• **What the task requires**:
Repeat word for word the stretch of the Clivia seeds thread between "Clivia miniata is" and "not in bloom.", inclusive.

• **Quoted text**:
# Clivia seeds??



## Kovacjr (Jan 2, 2008)

Does anyone have any interest in some Clivia seeds? They are a shame to go in the trash. I have 3 plants and 2 have pollinated seed pods that will be ripe soon. they are the the easiest plant to grow, but i started a seedling last year and it is growing strong in a 2" pot with 3 leaves about 3/4" across. The orange bloom I have 6-7 pods and each pod has 2-3 seeds. The salmon plant has just one pod but. 

If anyone is interestid PM me through here. Id ask that you to cover the shipping/packaging for the seeds

http://www.shieldsgardens.com/info/CliviaCare.html

http://www.shieldsgardens.com/Clivia/PriceList.html


----------



## Tom Bowdler (Jan 3, 2008)

Jason,
I'd love to have some Clivia seeds from both plants. Will you bring them to Scranton this weekend?
See you there,

Tom


----------



## Kovacjr (Jan 2, 2008)

Tom, 

Ill see you Sunday......Only one plant is ripe not though...


----------



## altterrain (Jan 2, 2008)

Going to be in York in March? 

-Brian


----------



## Kovacjr (Jan 2, 2008)

Probally but just for Friday, Another wedding on Sat..argh 7 this year.


----------



## Torby (Jan 2, 2008)

*Clivia is an elegant, imposing winter bloomer* 

Clivia miniata is a wonderful flowering plant. Elegant and imposing, it’s easier to grow than an orchid and more unusual than an amaryllis or a Christmas cactus. When given a month of cool night temperatures in autumn, followed by a six-to-eight-week rest period with very little water, a clivia plant will produce dense clusters of orange, lilylike flowers. Equally important, the straplike, dark evergreen leaves are virtually blemish free, making clivia an attractive foliage plant, even when not in bloom. 

Chicago Botanic Garden


----------



## Kovacjr (Jan 2, 2008)

If love a minature one, mine are not. between 2-3' tall


----------



## Tom Bowdler (Jan 3, 2008)

Thanks Jason, 
I put the seeds in a container on wet paper towel as you explained and now am waiting for Ma Nature's action. 
Best, 
Tom


----------

(Dataset entries)
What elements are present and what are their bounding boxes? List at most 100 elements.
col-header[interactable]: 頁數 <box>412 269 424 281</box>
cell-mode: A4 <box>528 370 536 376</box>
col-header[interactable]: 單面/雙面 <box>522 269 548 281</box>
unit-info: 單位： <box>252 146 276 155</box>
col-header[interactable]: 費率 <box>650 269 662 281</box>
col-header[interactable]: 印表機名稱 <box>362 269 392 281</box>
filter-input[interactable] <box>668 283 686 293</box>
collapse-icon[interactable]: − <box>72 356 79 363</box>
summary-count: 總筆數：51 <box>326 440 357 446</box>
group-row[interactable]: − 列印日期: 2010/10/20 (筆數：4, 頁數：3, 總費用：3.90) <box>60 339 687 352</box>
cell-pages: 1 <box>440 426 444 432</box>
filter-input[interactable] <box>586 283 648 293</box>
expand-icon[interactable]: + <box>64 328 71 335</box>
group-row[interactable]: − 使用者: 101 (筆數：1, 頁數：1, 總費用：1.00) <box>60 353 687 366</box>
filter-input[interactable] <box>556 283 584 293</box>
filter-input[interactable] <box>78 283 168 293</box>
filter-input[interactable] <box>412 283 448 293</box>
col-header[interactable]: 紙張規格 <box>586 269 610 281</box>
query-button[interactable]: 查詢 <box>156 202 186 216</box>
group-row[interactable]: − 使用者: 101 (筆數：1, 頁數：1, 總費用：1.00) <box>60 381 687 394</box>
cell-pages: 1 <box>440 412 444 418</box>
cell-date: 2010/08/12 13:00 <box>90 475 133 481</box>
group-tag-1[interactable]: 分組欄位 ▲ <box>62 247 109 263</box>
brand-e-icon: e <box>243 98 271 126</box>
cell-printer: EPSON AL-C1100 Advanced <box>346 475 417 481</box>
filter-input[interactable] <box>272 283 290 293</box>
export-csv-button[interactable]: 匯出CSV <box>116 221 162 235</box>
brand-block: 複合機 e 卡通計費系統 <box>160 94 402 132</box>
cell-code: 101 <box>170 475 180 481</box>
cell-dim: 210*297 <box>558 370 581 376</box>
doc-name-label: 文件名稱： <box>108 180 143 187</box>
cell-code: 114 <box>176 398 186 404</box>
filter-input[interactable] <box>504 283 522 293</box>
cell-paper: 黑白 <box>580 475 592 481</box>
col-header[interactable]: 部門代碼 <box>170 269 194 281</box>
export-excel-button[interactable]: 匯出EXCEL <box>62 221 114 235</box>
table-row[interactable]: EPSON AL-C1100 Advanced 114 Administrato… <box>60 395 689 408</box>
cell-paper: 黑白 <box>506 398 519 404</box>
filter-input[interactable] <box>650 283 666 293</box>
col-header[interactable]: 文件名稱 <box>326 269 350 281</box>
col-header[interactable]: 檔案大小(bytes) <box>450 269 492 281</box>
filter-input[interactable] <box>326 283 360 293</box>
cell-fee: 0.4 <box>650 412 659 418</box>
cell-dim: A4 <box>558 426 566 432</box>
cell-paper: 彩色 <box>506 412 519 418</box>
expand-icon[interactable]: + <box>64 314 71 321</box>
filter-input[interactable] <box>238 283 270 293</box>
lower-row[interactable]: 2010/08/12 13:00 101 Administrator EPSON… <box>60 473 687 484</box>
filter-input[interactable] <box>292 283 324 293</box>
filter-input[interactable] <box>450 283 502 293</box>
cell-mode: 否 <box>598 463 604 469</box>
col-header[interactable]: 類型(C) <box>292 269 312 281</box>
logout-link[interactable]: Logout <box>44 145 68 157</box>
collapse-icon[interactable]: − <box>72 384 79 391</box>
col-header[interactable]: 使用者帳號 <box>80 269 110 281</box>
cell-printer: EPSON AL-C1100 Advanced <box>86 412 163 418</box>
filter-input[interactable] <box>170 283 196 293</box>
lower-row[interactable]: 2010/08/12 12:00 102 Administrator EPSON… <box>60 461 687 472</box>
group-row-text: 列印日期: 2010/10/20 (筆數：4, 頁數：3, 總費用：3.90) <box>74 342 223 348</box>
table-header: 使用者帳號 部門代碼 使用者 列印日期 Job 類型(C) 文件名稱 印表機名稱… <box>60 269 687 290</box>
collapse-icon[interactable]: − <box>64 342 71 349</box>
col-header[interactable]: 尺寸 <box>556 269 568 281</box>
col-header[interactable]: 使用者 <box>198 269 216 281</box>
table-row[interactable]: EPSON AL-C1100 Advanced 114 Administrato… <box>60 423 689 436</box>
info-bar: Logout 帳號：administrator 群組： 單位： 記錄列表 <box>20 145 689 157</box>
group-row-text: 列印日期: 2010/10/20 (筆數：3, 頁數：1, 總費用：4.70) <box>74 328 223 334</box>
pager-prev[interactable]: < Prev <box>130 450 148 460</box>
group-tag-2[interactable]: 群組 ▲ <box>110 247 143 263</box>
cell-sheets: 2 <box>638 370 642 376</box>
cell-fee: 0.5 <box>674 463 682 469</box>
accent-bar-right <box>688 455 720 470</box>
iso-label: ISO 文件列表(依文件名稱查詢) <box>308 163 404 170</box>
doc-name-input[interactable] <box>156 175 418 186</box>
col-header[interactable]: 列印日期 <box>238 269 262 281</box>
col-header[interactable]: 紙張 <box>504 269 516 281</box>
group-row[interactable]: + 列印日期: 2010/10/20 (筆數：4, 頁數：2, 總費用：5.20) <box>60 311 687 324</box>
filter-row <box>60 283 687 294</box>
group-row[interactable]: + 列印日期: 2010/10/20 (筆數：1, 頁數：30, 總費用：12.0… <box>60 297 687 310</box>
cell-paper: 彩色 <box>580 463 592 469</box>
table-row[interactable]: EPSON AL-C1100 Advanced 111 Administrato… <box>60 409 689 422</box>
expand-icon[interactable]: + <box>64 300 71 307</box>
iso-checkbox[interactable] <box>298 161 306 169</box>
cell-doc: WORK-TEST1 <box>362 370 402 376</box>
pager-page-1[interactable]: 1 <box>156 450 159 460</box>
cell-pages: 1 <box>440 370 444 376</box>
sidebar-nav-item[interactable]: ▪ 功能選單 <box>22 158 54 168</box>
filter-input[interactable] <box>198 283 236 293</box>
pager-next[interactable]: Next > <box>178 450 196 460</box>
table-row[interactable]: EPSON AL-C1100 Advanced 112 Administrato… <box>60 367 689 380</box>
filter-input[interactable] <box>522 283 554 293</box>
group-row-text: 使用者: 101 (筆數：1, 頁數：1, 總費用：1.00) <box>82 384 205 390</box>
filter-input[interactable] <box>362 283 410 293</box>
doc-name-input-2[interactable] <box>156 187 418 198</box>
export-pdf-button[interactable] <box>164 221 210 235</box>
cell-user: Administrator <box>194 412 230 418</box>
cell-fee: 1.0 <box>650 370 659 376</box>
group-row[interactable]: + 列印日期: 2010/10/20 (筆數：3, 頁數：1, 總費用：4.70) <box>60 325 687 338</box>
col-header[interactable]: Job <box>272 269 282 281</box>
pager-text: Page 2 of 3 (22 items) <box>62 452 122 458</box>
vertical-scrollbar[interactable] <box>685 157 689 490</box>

• **Written answer**:
Clivia miniata is a wonderful flowering plant. Elegant and imposing, it’s easier to grow than an orchid and more unusual than an amaryllis or a Christmas cactus. When given a month of cool night temperatures in autumn, followed by a six-to-eight-week rest period with very little water, a clivia plant will produce dense clusters of orange, lilylike flowers. Equally important, the straplike, dark evergreen leaves are virtually blemish free, making clivia an attractive foliage plant, even when not in bloom.